| WHAT IS ASKED |
Print all of the entries exactly, minus the pictures.

| DATASET ROWS |

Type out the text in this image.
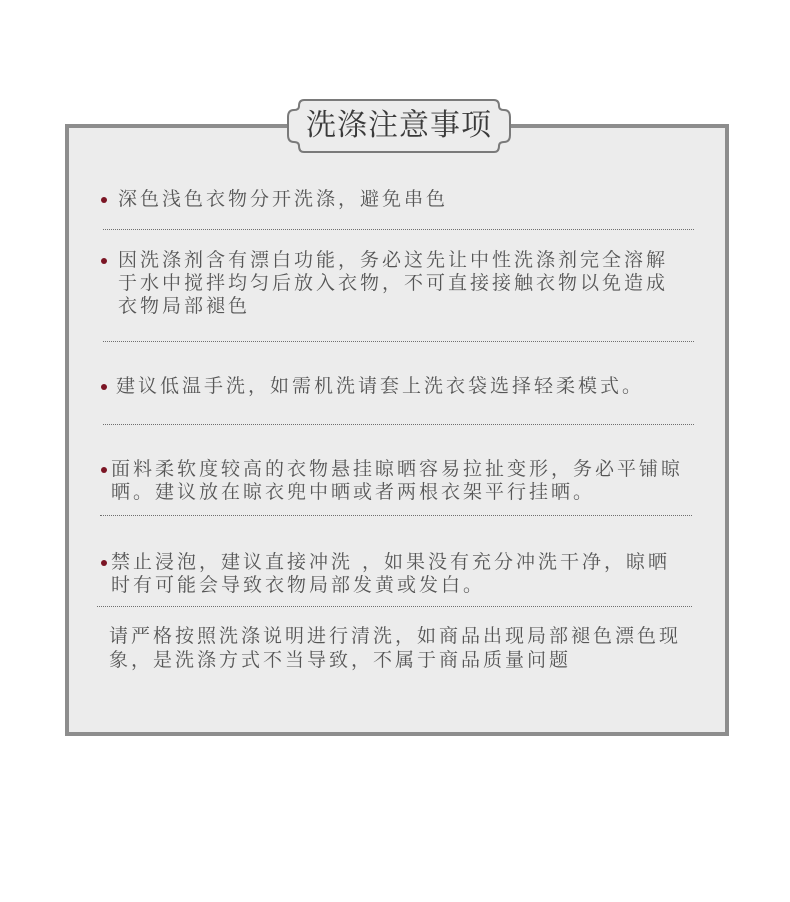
洗涤注意事项
深色浅色衣物分开洗涤，避免串色
因洗涤剂含有漂白功能，务必这先让中性洗涤剂完全溶解于水中搅拌均匀后放入衣物，不可直接接触衣物以免造成衣物局部褪色
建议低温手洗，如需机洗请套上洗衣袋选择轻柔模式。
面料柔软度较高的衣物悬挂晾晒容易拉扯变形，务必平铺晾晒。建议放在晾衣兜中晒或者两根衣架平行挂晒。
禁止浸泡，建议直接冲洗 ，如果没有充分冲洗干净，晾晒时有可能会导致衣物局部发黄或发白。
请严格按照洗涤说明进行清洗，如商品出现局部褪色漂色现象，是洗涤方式不当导致，不属于商品质量问题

| EXERCISE RESPONSE |
Type out the text in this image.
洗涤注意事项
深色浅色衣物分开洗涤，避免串色
因洗涤剂含有漂白功能，务必这先让中性洗涤剂完全溶解于水中搅拌均匀后放入衣物，不可直接接触衣物以免造成衣物局部褪色
建议低温手洗，如需机洗请套上洗衣袋选择轻柔模式。
面料柔软度较高的衣物悬挂晾晒容易拉扯变形，务必平铺晾晒。建议放在晾衣兜中晒或者两根衣架平行挂晒。
禁止浸泡，建议直接冲洗 ，如果没有充分冲洗干净，晾晒时有可能会导致衣物局部发黄或发白。
请严格按照洗涤说明进行清洗，如商品出现局部褪色漂色现象，是洗涤方式不当导致，不属于商品质量问题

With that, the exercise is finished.